─── THE INPUT

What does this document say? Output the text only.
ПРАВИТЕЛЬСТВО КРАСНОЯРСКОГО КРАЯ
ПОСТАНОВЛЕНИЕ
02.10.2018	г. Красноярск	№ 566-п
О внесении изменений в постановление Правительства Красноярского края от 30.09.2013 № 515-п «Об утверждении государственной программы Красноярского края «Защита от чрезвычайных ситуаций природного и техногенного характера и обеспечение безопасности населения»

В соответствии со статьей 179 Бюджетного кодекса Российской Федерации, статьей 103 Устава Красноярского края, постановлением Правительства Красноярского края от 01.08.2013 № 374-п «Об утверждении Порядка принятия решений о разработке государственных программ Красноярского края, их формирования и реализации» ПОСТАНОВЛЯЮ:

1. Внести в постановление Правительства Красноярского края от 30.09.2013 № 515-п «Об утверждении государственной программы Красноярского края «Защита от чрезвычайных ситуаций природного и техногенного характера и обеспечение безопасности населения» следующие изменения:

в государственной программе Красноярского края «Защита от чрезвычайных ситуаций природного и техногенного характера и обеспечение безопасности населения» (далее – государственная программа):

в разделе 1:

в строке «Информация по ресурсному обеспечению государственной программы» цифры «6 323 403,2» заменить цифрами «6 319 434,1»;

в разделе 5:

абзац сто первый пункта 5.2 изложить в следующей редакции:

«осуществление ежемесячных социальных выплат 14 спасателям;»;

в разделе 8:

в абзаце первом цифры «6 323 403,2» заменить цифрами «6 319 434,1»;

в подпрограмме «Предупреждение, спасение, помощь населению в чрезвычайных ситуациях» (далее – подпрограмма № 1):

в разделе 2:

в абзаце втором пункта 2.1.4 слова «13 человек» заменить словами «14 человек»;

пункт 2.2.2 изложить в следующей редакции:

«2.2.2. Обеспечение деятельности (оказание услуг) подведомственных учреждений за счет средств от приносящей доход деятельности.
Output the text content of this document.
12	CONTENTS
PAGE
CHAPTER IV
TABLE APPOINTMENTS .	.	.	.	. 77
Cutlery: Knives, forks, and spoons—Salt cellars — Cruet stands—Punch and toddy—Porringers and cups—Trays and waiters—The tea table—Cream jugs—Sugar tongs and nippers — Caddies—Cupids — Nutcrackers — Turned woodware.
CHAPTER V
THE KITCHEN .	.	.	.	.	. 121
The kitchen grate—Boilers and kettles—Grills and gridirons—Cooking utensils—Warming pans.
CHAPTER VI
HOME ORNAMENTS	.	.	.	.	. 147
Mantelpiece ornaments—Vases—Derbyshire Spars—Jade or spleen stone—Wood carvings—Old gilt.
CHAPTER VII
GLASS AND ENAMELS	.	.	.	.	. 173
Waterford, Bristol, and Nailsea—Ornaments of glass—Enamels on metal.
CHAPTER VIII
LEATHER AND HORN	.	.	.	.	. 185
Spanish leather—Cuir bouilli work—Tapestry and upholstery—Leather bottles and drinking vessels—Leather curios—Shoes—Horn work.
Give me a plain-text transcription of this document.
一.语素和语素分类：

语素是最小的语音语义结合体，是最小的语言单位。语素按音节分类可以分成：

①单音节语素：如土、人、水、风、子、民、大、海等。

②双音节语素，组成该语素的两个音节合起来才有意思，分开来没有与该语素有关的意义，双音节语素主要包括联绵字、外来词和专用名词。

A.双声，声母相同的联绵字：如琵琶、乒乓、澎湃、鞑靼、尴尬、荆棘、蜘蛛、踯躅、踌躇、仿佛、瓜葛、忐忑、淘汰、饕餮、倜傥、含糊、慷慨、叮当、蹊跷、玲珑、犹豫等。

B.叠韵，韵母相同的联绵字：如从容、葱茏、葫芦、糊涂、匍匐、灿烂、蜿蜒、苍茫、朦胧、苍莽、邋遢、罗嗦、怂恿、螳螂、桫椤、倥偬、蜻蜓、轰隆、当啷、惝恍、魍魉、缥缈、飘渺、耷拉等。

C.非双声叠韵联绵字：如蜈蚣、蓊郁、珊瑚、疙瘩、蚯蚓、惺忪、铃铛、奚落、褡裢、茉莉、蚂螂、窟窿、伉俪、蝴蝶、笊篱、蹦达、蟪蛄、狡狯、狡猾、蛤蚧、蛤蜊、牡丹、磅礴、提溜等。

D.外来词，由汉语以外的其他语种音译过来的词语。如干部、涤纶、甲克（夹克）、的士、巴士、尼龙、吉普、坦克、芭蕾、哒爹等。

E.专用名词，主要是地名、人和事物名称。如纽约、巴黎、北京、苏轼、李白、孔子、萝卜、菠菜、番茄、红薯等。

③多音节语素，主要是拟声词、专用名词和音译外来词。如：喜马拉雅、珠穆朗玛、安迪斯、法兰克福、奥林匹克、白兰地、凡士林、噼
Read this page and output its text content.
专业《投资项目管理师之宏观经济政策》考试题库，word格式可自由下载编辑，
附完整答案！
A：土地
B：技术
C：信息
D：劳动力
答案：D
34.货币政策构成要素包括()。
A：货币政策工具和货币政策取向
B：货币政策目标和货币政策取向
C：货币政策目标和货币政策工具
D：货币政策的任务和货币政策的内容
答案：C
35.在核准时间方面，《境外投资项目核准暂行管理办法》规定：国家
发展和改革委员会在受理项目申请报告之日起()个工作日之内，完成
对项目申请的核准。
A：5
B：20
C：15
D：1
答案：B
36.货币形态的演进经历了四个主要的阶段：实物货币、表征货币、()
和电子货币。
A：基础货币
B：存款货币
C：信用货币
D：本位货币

──────

Every line from the one containing "Give me a plain-text" through the last line must be copied exactly; leave out the rest.

# COMPLETED EXERCISE:
Give me a plain-text transcription of this document.
一.语素和语素分类：

语素是最小的语音语义结合体，是最小的语言单位。语素按音节分类可以分成：

①单音节语素：如土、人、水、风、子、民、大、海等。

②双音节语素，组成该语素的两个音节合起来才有意思，分开来没有与该语素有关的意义，双音节语素主要包括联绵字、外来词和专用名词。

A.双声，声母相同的联绵字：如琵琶、乒乓、澎湃、鞑靼、尴尬、荆棘、蜘蛛、踯躅、踌躇、仿佛、瓜葛、忐忑、淘汰、饕餮、倜傥、含糊、慷慨、叮当、蹊跷、玲珑、犹豫等。

B.叠韵，韵母相同的联绵字：如从容、葱茏、葫芦、糊涂、匍匐、灿烂、蜿蜒、苍茫、朦胧、苍莽、邋遢、罗嗦、怂恿、螳螂、桫椤、倥偬、蜻蜓、轰隆、当啷、惝恍、魍魉、缥缈、飘渺、耷拉等。

C.非双声叠韵联绵字：如蜈蚣、蓊郁、珊瑚、疙瘩、蚯蚓、惺忪、铃铛、奚落、褡裢、茉莉、蚂螂、窟窿、伉俪、蝴蝶、笊篱、蹦达、蟪蛄、狡狯、狡猾、蛤蚧、蛤蜊、牡丹、磅礴、提溜等。

D.外来词，由汉语以外的其他语种音译过来的词语。如干部、涤纶、甲克（夹克）、的士、巴士、尼龙、吉普、坦克、芭蕾、哒爹等。

E.专用名词，主要是地名、人和事物名称。如纽约、巴黎、北京、苏轼、李白、孔子、萝卜、菠菜、番茄、红薯等。

③多音节语素，主要是拟声词、专用名词和音译外来词。如：喜马拉雅、珠穆朗玛、安迪斯、法兰克福、奥林匹克、白兰地、凡士林、噼
Read this page and output its text content.
专业《投资项目管理师之宏观经济政策》考试题库，word格式可自由下载编辑，
附完整答案！
A：土地
B：技术
C：信息
D：劳动力
答案：D
34.货币政策构成要素包括()。
A：货币政策工具和货币政策取向
B：货币政策目标和货币政策取向
C：货币政策目标和货币政策工具
D：货币政策的任务和货币政策的内容
答案：C
35.在核准时间方面，《境外投资项目核准暂行管理办法》规定：国家
发展和改革委员会在受理项目申请报告之日起()个工作日之内，完成
对项目申请的核准。
A：5
B：20
C：15
D：1
答案：B
36.货币形态的演进经历了四个主要的阶段：实物货币、表征货币、()
和电子货币。
A：基础货币
B：存款货币
C：信用货币
D：本位货币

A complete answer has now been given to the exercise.